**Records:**
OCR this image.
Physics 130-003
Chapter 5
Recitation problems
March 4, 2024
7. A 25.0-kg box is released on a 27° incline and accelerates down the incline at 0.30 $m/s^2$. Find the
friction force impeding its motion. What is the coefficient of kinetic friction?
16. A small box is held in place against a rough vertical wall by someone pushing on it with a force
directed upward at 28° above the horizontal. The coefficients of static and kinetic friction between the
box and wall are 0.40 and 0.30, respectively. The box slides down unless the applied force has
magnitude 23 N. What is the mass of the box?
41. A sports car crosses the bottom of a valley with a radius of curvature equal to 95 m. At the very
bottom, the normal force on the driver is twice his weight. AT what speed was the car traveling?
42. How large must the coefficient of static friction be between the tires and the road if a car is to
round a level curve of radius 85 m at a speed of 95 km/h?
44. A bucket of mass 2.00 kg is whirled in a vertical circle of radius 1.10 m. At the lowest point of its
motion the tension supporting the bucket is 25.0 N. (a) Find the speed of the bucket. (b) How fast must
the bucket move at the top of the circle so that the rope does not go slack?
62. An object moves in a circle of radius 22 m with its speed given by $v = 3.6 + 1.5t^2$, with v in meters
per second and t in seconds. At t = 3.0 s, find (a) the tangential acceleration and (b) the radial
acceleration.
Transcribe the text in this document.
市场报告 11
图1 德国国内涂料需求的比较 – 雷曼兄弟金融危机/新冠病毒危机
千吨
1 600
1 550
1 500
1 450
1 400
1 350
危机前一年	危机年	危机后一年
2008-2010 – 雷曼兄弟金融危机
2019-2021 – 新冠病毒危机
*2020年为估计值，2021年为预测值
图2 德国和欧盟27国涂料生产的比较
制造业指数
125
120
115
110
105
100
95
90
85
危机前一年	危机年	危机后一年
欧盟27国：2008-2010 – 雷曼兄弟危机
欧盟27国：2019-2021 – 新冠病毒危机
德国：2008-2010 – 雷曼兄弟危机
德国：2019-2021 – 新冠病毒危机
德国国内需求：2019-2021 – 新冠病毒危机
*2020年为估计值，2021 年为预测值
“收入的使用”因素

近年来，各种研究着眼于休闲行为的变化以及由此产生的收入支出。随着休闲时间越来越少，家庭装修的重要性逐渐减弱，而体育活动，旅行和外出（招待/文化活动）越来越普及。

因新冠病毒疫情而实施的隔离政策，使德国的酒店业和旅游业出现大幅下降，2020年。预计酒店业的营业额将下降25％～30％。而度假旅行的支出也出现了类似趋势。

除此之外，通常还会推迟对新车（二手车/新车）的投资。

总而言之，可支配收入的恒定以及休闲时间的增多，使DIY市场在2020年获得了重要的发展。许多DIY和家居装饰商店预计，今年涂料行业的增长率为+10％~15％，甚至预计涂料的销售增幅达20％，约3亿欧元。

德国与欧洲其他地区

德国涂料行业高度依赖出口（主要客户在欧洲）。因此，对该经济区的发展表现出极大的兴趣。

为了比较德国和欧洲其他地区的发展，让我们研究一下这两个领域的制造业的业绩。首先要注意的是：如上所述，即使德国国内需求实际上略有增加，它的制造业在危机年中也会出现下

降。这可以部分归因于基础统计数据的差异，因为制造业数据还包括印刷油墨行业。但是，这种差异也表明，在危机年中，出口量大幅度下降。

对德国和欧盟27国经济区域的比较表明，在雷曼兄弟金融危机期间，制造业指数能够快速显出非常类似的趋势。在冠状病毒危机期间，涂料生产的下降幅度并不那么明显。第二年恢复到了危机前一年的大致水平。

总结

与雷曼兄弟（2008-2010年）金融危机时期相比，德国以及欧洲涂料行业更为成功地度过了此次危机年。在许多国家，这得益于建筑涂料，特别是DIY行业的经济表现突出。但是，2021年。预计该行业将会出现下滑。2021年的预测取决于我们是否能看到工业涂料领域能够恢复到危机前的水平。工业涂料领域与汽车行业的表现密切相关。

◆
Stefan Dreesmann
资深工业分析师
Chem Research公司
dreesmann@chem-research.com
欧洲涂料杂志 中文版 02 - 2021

**INSTRUCTIONS FOR THE TASK:** Output the entries exactly.

**ANSWER TO THIS EXERCISE:**
OCR this image.
Physics 130-003
Chapter 5
Recitation problems
March 4, 2024
7. A 25.0-kg box is released on a 27° incline and accelerates down the incline at 0.30 $m/s^2$. Find the
friction force impeding its motion. What is the coefficient of kinetic friction?
16. A small box is held in place against a rough vertical wall by someone pushing on it with a force
directed upward at 28° above the horizontal. The coefficients of static and kinetic friction between the
box and wall are 0.40 and 0.30, respectively. The box slides down unless the applied force has
magnitude 23 N. What is the mass of the box?
41. A sports car crosses the bottom of a valley with a radius of curvature equal to 95 m. At the very
bottom, the normal force on the driver is twice his weight. AT what speed was the car traveling?
42. How large must the coefficient of static friction be between the tires and the road if a car is to
round a level curve of radius 85 m at a speed of 95 km/h?
44. A bucket of mass 2.00 kg is whirled in a vertical circle of radius 1.10 m. At the lowest point of its
motion the tension supporting the bucket is 25.0 N. (a) Find the speed of the bucket. (b) How fast must
the bucket move at the top of the circle so that the rope does not go slack?
62. An object moves in a circle of radius 22 m with its speed given by $v = 3.6 + 1.5t^2$, with v in meters
per second and t in seconds. At t = 3.0 s, find (a) the tangential acceleration and (b) the radial
acceleration.
Transcribe the text in this document.
市场报告 11
图1 德国国内涂料需求的比较 – 雷曼兄弟金融危机/新冠病毒危机
千吨
1 600
1 550
1 500
1 450
1 400
1 350
危机前一年	危机年	危机后一年
2008-2010 – 雷曼兄弟金融危机
2019-2021 – 新冠病毒危机
*2020年为估计值，2021年为预测值
图2 德国和欧盟27国涂料生产的比较
制造业指数
125
120
115
110
105
100
95
90
85
危机前一年	危机年	危机后一年
欧盟27国：2008-2010 – 雷曼兄弟危机
欧盟27国：2019-2021 – 新冠病毒危机
德国：2008-2010 – 雷曼兄弟危机
德国：2019-2021 – 新冠病毒危机
德国国内需求：2019-2021 – 新冠病毒危机
*2020年为估计值，2021 年为预测值
“收入的使用”因素

近年来，各种研究着眼于休闲行为的变化以及由此产生的收入支出。随着休闲时间越来越少，家庭装修的重要性逐渐减弱，而体育活动，旅行和外出（招待/文化活动）越来越普及。

因新冠病毒疫情而实施的隔离政策，使德国的酒店业和旅游业出现大幅下降，2020年。预计酒店业的营业额将下降25％～30％。而度假旅行的支出也出现了类似趋势。

除此之外，通常还会推迟对新车（二手车/新车）的投资。

总而言之，可支配收入的恒定以及休闲时间的增多，使DIY市场在2020年获得了重要的发展。许多DIY和家居装饰商店预计，今年涂料行业的增长率为+10％~15％，甚至预计涂料的销售增幅达20％，约3亿欧元。

德国与欧洲其他地区

德国涂料行业高度依赖出口（主要客户在欧洲）。因此，对该经济区的发展表现出极大的兴趣。

为了比较德国和欧洲其他地区的发展，让我们研究一下这两个领域的制造业的业绩。首先要注意的是：如上所述，即使德国国内需求实际上略有增加，它的制造业在危机年中也会出现下

降。这可以部分归因于基础统计数据的差异，因为制造业数据还包括印刷油墨行业。但是，这种差异也表明，在危机年中，出口量大幅度下降。

对德国和欧盟27国经济区域的比较表明，在雷曼兄弟金融危机期间，制造业指数能够快速显出非常类似的趋势。在冠状病毒危机期间，涂料生产的下降幅度并不那么明显。第二年恢复到了危机前一年的大致水平。

总结

与雷曼兄弟（2008-2010年）金融危机时期相比，德国以及欧洲涂料行业更为成功地度过了此次危机年。在许多国家，这得益于建筑涂料，特别是DIY行业的经济表现突出。但是，2021年。预计该行业将会出现下滑。2021年的预测取决于我们是否能看到工业涂料领域能够恢复到危机前的水平。工业涂料领域与汽车行业的表现密切相关。

◆
Stefan Dreesmann
资深工业分析师
Chem Research公司
dreesmann@chem-research.com
欧洲涂料杂志 中文版 02 - 2021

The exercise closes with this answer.